Copy the entries below exactly. Images do not belong in the copy.

● **Entries**
begin
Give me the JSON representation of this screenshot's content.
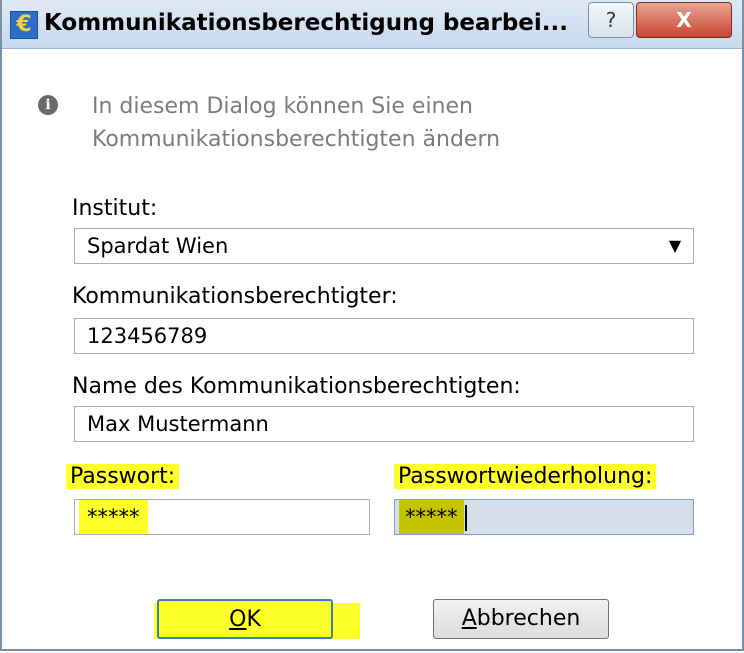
{
  "window": {
    "app_icon_glyph": "€",
    "title": "Kommunikationsberechtigung bearbei...",
    "help_glyph": "?",
    "close_glyph": "X"
  },
  "info": {
    "icon": "info-icon",
    "text": "In diesem Dialog können Sie einen Kommunikationsberechtigten ändern"
  },
  "form": {
    "institut_label": "Institut:",
    "institut_value": "Spardat Wien",
    "dropdown_arrow": "▼",
    "berechtigter_label": "Kommunikationsberechtigter:",
    "berechtigter_value": "123456789",
    "name_label": "Name des Kommunikationsberechtigten:",
    "name_value": "Max Mustermann",
    "passwort_label": "Passwort:",
    "passwort_value": "*****",
    "wiederholung_label": "Passwortwiederholung:",
    "wiederholung_value": "*****"
  },
  "buttons": {
    "ok_mnemonic": "O",
    "ok_rest": "K",
    "cancel_mnemonic": "A",
    "cancel_rest": "bbrechen"
  },
  "colors": {
    "highlight": "#ffff2a",
    "focused_field": "#d4dfe9"
  }
}
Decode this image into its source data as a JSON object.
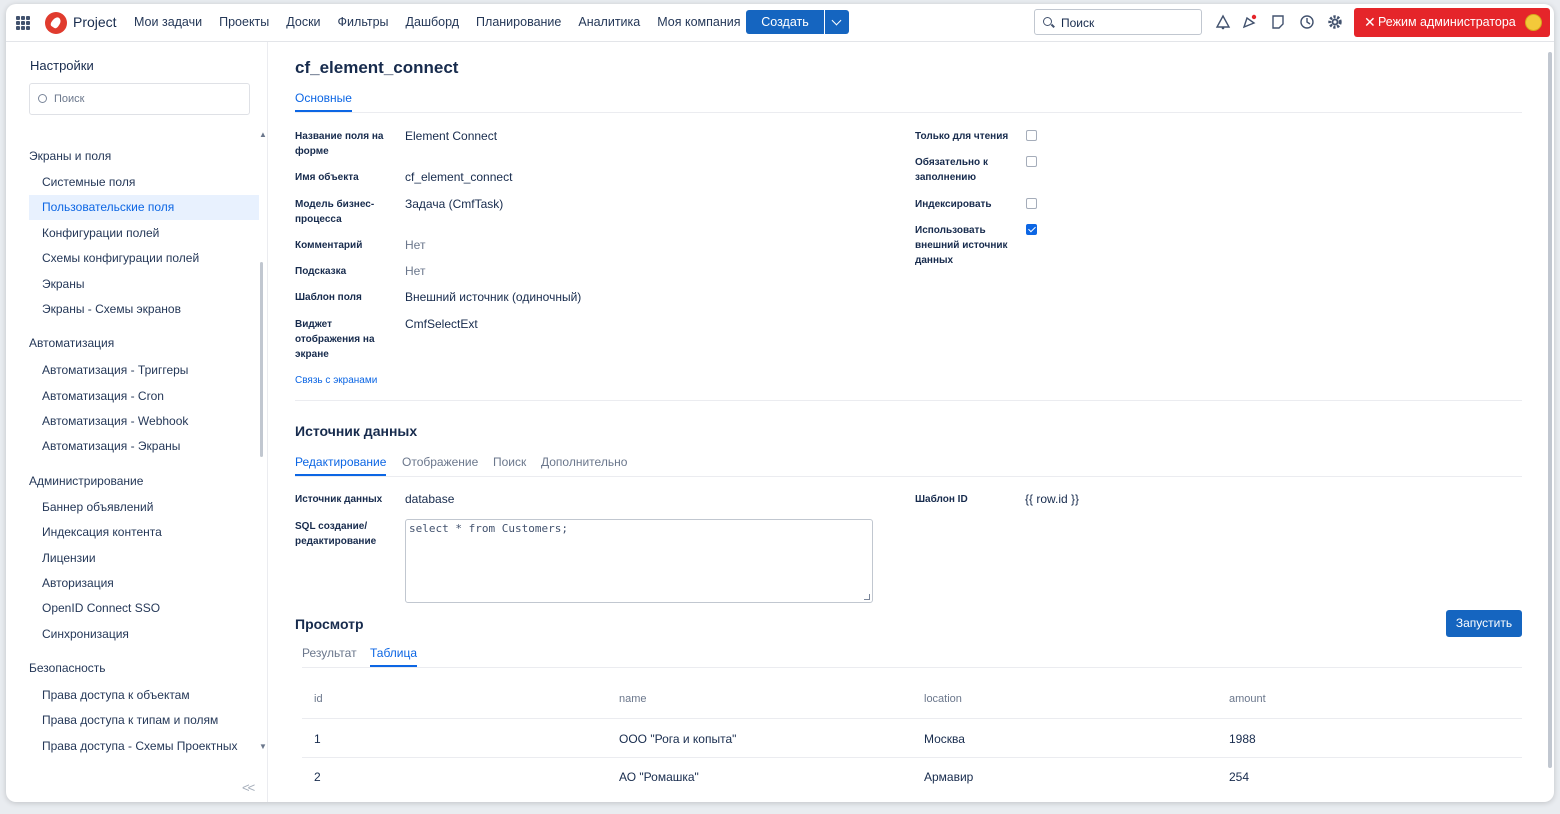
{
  "topbar": {
    "app_name": "Project",
    "nav": [
      "Мои задачи",
      "Проекты",
      "Доски",
      "Фильтры",
      "Дашборд",
      "Планирование",
      "Аналитика",
      "Моя компания"
    ],
    "create_label": "Создать",
    "search_placeholder": "Поиск",
    "admin_label": "Режим администратора"
  },
  "sidebar": {
    "title": "Настройки",
    "search_placeholder": "Поиск",
    "groups": [
      {
        "label": "Экраны и поля",
        "items": [
          "Системные поля",
          "Пользовательские поля",
          "Конфигурации полей",
          "Схемы конфигурации полей",
          "Экраны",
          "Экраны - Схемы экранов"
        ]
      },
      {
        "label": "Автоматизация",
        "items": [
          "Автоматизация - Триггеры",
          "Автоматизация - Cron",
          "Автоматизация - Webhook",
          "Автоматизация - Экраны"
        ]
      },
      {
        "label": "Администрирование",
        "items": [
          "Баннер объявлений",
          "Индексация контента",
          "Лицензии",
          "Авторизация",
          "OpenID Connect SSO",
          "Синхронизация"
        ]
      },
      {
        "label": "Безопасность",
        "items": [
          "Права доступа к объектам",
          "Права доступа к типам и полям",
          "Права доступа - Схемы Проектных"
        ]
      }
    ],
    "active_item": "Пользовательские поля",
    "collapse": "<<"
  },
  "page": {
    "title": "cf_element_connect",
    "tab_main": "Основные",
    "fields": [
      {
        "label": "Название поля на форме",
        "value": "Element Connect"
      },
      {
        "label": "Имя объекта",
        "value": "cf_element_connect"
      },
      {
        "label": "Модель бизнес-процесса",
        "value": "Задача (CmfTask)"
      },
      {
        "label": "Комментарий",
        "value": "Нет"
      },
      {
        "label": "Подсказка",
        "value": "Нет"
      },
      {
        "label": "Шаблон поля",
        "value": "Внешний источник (одиночный)"
      },
      {
        "label": "Виджет отображения на экране",
        "value": "CmfSelectExt"
      }
    ],
    "screens_link": "Связь с экранами",
    "flags": [
      {
        "label": "Только для чтения",
        "checked": false
      },
      {
        "label": "Обязательно к заполнению",
        "checked": false
      },
      {
        "label": "Индексировать",
        "checked": false
      },
      {
        "label": "Использовать внешний источник данных",
        "checked": true
      }
    ]
  },
  "datasource": {
    "title": "Источник данных",
    "tabs": [
      "Редактирование",
      "Отображение",
      "Поиск",
      "Дополнительно"
    ],
    "source_label": "Источник данных",
    "source_value": "database",
    "sql_label": "SQL создание/ редактирование",
    "sql_value": "select * from Customers;",
    "template_label": "Шаблон ID",
    "template_value": "{{ row.id }}"
  },
  "preview": {
    "title": "Просмотр",
    "run_label": "Запустить",
    "tabs": [
      "Результат",
      "Таблица"
    ],
    "columns": [
      "id",
      "name",
      "location",
      "amount"
    ],
    "rows": [
      [
        "1",
        "ООО \"Рога и копыта\"",
        "Москва",
        "1988"
      ],
      [
        "2",
        "АО \"Ромашка\"",
        "Армавир",
        "254"
      ]
    ]
  }
}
end
● **The result**
Give me the JSON representation of this screenshot's content.
{
  "window": {
    "app_icon_glyph": "€",
    "title": "Kommunikationsberechtigung bearbei...",
    "help_glyph": "?",
    "close_glyph": "X"
  },
  "info": {
    "icon": "info-icon",
    "text": "In diesem Dialog können Sie einen Kommunikationsberechtigten ändern"
  },
  "form": {
    "institut_label": "Institut:",
    "institut_value": "Spardat Wien",
    "dropdown_arrow": "▼",
    "berechtigter_label": "Kommunikationsberechtigter:",
    "berechtigter_value": "123456789",
    "name_label": "Name des Kommunikationsberechtigten:",
    "name_value": "Max Mustermann",
    "passwort_label": "Passwort:",
    "passwort_value": "*****",
    "wiederholung_label": "Passwortwiederholung:",
    "wiederholung_value": "*****"
  },
  "buttons": {
    "ok_mnemonic": "O",
    "ok_rest": "K",
    "cancel_mnemonic": "A",
    "cancel_rest": "bbrechen"
  },
  "colors": {
    "highlight": "#ffff2a",
    "focused_field": "#d4dfe9"
  }
}
Decode this image into its source data as a JSON object.
{
  "topbar": {
    "app_name": "Project",
    "nav": [
      "Мои задачи",
      "Проекты",
      "Доски",
      "Фильтры",
      "Дашборд",
      "Планирование",
      "Аналитика",
      "Моя компания"
    ],
    "create_label": "Создать",
    "search_placeholder": "Поиск",
    "admin_label": "Режим администратора"
  },
  "sidebar": {
    "title": "Настройки",
    "search_placeholder": "Поиск",
    "groups": [
      {
        "label": "Экраны и поля",
        "items": [
          "Системные поля",
          "Пользовательские поля",
          "Конфигурации полей",
          "Схемы конфигурации полей",
          "Экраны",
          "Экраны - Схемы экранов"
        ]
      },
      {
        "label": "Автоматизация",
        "items": [
          "Автоматизация - Триггеры",
          "Автоматизация - Cron",
          "Автоматизация - Webhook",
          "Автоматизация - Экраны"
        ]
      },
      {
        "label": "Администрирование",
        "items": [
          "Баннер объявлений",
          "Индексация контента",
          "Лицензии",
          "Авторизация",
          "OpenID Connect SSO",
          "Синхронизация"
        ]
      },
      {
        "label": "Безопасность",
        "items": [
          "Права доступа к объектам",
          "Права доступа к типам и полям",
          "Права доступа - Схемы Проектных"
        ]
      }
    ],
    "active_item": "Пользовательские поля",
    "collapse": "<<"
  },
  "page": {
    "title": "cf_element_connect",
    "tab_main": "Основные",
    "fields": [
      {
        "label": "Название поля на форме",
        "value": "Element Connect"
      },
      {
        "label": "Имя объекта",
        "value": "cf_element_connect"
      },
      {
        "label": "Модель бизнес-процесса",
        "value": "Задача (CmfTask)"
      },
      {
        "label": "Комментарий",
        "value": "Нет"
      },
      {
        "label": "Подсказка",
        "value": "Нет"
      },
      {
        "label": "Шаблон поля",
        "value": "Внешний источник (одиночный)"
      },
      {
        "label": "Виджет отображения на экране",
        "value": "CmfSelectExt"
      }
    ],
    "screens_link": "Связь с экранами",
    "flags": [
      {
        "label": "Только для чтения",
        "checked": false
      },
      {
        "label": "Обязательно к заполнению",
        "checked": false
      },
      {
        "label": "Индексировать",
        "checked": false
      },
      {
        "label": "Использовать внешний источник данных",
        "checked": true
      }
    ]
  },
  "datasource": {
    "title": "Источник данных",
    "tabs": [
      "Редактирование",
      "Отображение",
      "Поиск",
      "Дополнительно"
    ],
    "source_label": "Источник данных",
    "source_value": "database",
    "sql_label": "SQL создание/ редактирование",
    "sql_value": "select * from Customers;",
    "template_label": "Шаблон ID",
    "template_value": "{{ row.id }}"
  },
  "preview": {
    "title": "Просмотр",
    "run_label": "Запустить",
    "tabs": [
      "Результат",
      "Таблица"
    ],
    "columns": [
      "id",
      "name",
      "location",
      "amount"
    ],
    "rows": [
      [
        "1",
        "ООО \"Рога и копыта\"",
        "Москва",
        "1988"
      ],
      [
        "2",
        "АО \"Ромашка\"",
        "Армавир",
        "254"
      ]
    ]
  }
}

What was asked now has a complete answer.